Items stored from a collection
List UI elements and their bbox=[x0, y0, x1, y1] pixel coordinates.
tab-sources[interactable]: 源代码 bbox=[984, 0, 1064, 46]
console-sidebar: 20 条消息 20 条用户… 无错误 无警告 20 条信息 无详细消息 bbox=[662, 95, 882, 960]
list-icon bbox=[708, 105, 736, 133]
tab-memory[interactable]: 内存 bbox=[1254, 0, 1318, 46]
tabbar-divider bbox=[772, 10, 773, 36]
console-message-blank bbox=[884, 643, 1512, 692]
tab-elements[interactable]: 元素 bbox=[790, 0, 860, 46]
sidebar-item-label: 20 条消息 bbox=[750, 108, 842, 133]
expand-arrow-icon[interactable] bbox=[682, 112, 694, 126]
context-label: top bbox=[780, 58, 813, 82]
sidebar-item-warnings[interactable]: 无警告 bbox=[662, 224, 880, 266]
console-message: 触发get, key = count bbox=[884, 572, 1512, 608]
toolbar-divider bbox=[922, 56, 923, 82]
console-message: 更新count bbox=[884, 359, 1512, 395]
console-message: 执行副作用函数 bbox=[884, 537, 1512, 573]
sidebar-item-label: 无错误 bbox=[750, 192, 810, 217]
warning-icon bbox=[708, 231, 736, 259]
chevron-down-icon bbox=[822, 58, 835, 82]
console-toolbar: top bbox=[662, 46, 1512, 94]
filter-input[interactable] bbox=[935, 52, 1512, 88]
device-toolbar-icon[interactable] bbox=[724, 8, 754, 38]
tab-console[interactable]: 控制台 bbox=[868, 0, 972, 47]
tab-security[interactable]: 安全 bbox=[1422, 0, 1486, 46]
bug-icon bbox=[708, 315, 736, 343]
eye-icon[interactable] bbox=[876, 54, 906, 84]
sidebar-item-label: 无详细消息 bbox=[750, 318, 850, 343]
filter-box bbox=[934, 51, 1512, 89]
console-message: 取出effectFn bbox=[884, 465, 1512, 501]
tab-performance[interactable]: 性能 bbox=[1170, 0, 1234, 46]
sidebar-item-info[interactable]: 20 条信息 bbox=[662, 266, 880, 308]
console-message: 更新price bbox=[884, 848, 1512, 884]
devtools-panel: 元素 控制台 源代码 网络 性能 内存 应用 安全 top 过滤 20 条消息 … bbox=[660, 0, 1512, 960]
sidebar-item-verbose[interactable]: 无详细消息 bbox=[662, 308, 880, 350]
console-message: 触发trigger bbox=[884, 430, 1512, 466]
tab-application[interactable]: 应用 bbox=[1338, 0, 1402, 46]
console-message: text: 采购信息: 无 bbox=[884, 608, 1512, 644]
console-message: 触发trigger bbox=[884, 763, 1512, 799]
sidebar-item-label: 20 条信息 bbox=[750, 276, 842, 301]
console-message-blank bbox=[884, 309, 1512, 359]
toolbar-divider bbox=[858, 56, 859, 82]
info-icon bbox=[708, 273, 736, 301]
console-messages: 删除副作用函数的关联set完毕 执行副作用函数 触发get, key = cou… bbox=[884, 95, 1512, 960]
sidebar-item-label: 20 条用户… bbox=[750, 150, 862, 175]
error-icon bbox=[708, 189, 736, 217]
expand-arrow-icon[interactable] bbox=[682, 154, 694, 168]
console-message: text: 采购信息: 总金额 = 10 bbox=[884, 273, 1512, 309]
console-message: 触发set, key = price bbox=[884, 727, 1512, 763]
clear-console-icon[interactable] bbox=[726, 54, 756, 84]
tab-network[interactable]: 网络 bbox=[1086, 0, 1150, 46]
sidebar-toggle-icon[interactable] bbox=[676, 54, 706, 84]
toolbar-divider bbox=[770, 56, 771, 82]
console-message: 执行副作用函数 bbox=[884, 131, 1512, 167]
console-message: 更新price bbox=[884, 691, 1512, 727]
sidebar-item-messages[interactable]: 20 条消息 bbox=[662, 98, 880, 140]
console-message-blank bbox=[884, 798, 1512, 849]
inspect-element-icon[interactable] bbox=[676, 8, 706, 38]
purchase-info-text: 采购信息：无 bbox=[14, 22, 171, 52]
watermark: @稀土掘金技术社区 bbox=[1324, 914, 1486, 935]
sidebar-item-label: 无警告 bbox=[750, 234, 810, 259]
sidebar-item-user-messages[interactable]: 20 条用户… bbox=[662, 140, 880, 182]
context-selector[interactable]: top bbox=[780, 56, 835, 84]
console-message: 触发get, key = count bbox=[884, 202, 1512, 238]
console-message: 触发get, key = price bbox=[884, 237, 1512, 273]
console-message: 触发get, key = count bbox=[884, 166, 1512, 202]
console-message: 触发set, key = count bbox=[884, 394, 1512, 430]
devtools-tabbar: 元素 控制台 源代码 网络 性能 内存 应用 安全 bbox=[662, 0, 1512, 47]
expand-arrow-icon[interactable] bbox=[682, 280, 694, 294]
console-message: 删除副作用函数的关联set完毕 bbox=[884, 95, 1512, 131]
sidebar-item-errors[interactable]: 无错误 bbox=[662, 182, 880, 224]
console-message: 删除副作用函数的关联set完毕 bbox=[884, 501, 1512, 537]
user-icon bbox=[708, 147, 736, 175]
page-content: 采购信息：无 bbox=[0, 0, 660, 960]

» **Given problem**: Arrange each line of the material above as one string in a JSON list, omitting any blank lines.

» **Output**:
[
  "List UI elements and their bbox=[x0, y0, x1, y1] pixel coordinates.",
  "tab-sources[interactable]: 源代码 bbox=[984, 0, 1064, 46]",
  "console-sidebar: 20 条消息 20 条用户… 无错误 无警告 20 条信息 无详细消息 bbox=[662, 95, 882, 960]",
  "list-icon bbox=[708, 105, 736, 133]",
  "tab-memory[interactable]: 内存 bbox=[1254, 0, 1318, 46]",
  "tabbar-divider bbox=[772, 10, 773, 36]",
  "console-message-blank bbox=[884, 643, 1512, 692]",
  "tab-elements[interactable]: 元素 bbox=[790, 0, 860, 46]",
  "sidebar-item-label: 20 条消息 bbox=[750, 108, 842, 133]",
  "expand-arrow-icon[interactable] bbox=[682, 112, 694, 126]",
  "context-label: top bbox=[780, 58, 813, 82]",
  "sidebar-item-warnings[interactable]: 无警告 bbox=[662, 224, 880, 266]",
  "console-message: 触发get, key = count bbox=[884, 572, 1512, 608]",
  "toolbar-divider bbox=[922, 56, 923, 82]",
  "console-message: 更新count bbox=[884, 359, 1512, 395]",
  "console-message: 执行副作用函数 bbox=[884, 537, 1512, 573]",
  "sidebar-item-label: 无错误 bbox=[750, 192, 810, 217]",
  "warning-icon bbox=[708, 231, 736, 259]",
  "chevron-down-icon bbox=[822, 58, 835, 82]",
  "console-toolbar: top bbox=[662, 46, 1512, 94]",
  "filter-input[interactable] bbox=[935, 52, 1512, 88]",
  "device-toolbar-icon[interactable] bbox=[724, 8, 754, 38]",
  "tab-console[interactable]: 控制台 bbox=[868, 0, 972, 47]",
  "tab-security[interactable]: 安全 bbox=[1422, 0, 1486, 46]",
  "bug-icon bbox=[708, 315, 736, 343]",
  "eye-icon[interactable] bbox=[876, 54, 906, 84]",
  "sidebar-item-label: 无详细消息 bbox=[750, 318, 850, 343]",
  "filter-box bbox=[934, 51, 1512, 89]",
  "console-message: 取出effectFn bbox=[884, 465, 1512, 501]",
  "tab-performance[interactable]: 性能 bbox=[1170, 0, 1234, 46]",
  "sidebar-item-info[interactable]: 20 条信息 bbox=[662, 266, 880, 308]",
  "console-message: 更新price bbox=[884, 848, 1512, 884]",
  "devtools-panel: 元素 控制台 源代码 网络 性能 内存 应用 安全 top 过滤 20 条消息 … bbox=[660, 0, 1512, 960]",
  "sidebar-item-verbose[interactable]: 无详细消息 bbox=[662, 308, 880, 350]",
  "console-message: 触发trigger bbox=[884, 430, 1512, 466]",
  "tab-application[interactable]: 应用 bbox=[1338, 0, 1402, 46]",
  "console-message: text: 采购信息: 无 bbox=[884, 608, 1512, 644]",
  "console-message: 触发trigger bbox=[884, 763, 1512, 799]",
  "sidebar-item-label: 20 条信息 bbox=[750, 276, 842, 301]",
  "console-message-blank bbox=[884, 309, 1512, 359]",
  "toolbar-divider bbox=[858, 56, 859, 82]",
  "info-icon bbox=[708, 273, 736, 301]",
  "console-messages: 删除副作用函数的关联set完毕 执行副作用函数 触发get, key = cou… bbox=[884, 95, 1512, 960]",
  "sidebar-item-label: 20 条用户… bbox=[750, 150, 862, 175]",
  "error-icon bbox=[708, 189, 736, 217]",
  "expand-arrow-icon[interactable] bbox=[682, 154, 694, 168]",
  "console-message: text: 采购信息: 总金额 = 10 bbox=[884, 273, 1512, 309]",
  "console-message: 触发set, key = price bbox=[884, 727, 1512, 763]",
  "clear-console-icon[interactable] bbox=[726, 54, 756, 84]",
  "tab-network[interactable]: 网络 bbox=[1086, 0, 1150, 46]",
  "sidebar-toggle-icon[interactable] bbox=[676, 54, 706, 84]",
  "toolbar-divider bbox=[770, 56, 771, 82]",
  "console-message: 执行副作用函数 bbox=[884, 131, 1512, 167]",
  "console-message: 更新price bbox=[884, 691, 1512, 727]",
  "sidebar-item-messages[interactable]: 20 条消息 bbox=[662, 98, 880, 140]",
  "console-message-blank bbox=[884, 798, 1512, 849]",
  "inspect-element-icon[interactable] bbox=[676, 8, 706, 38]",
  "purchase-info-text: 采购信息：无 bbox=[14, 22, 171, 52]",
  "watermark: @稀土掘金技术社区 bbox=[1324, 914, 1486, 935]",
  "sidebar-item-label: 无警告 bbox=[750, 234, 810, 259]",
  "sidebar-item-user-messages[interactable]: 20 条用户… bbox=[662, 140, 880, 182]",
  "context-selector[interactable]: top bbox=[780, 56, 835, 84]",
  "console-message: 触发get, key = count bbox=[884, 202, 1512, 238]",
  "console-message: 触发get, key = price bbox=[884, 237, 1512, 273]",
  "console-message: 触发get, key = count bbox=[884, 166, 1512, 202]",
  "console-message: 触发set, key = count bbox=[884, 394, 1512, 430]",
  "devtools-tabbar: 元素 控制台 源代码 网络 性能 内存 应用 安全 bbox=[662, 0, 1512, 47]",
  "expand-arrow-icon[interactable] bbox=[682, 280, 694, 294]",
  "console-message: 删除副作用函数的关联set完毕 bbox=[884, 95, 1512, 131]",
  "sidebar-item-errors[interactable]: 无错误 bbox=[662, 182, 880, 224]",
  "console-message: 删除副作用函数的关联set完毕 bbox=[884, 501, 1512, 537]",
  "user-icon bbox=[708, 147, 736, 175]",
  "page-content: 采购信息：无 bbox=[0, 0, 660, 960]"
]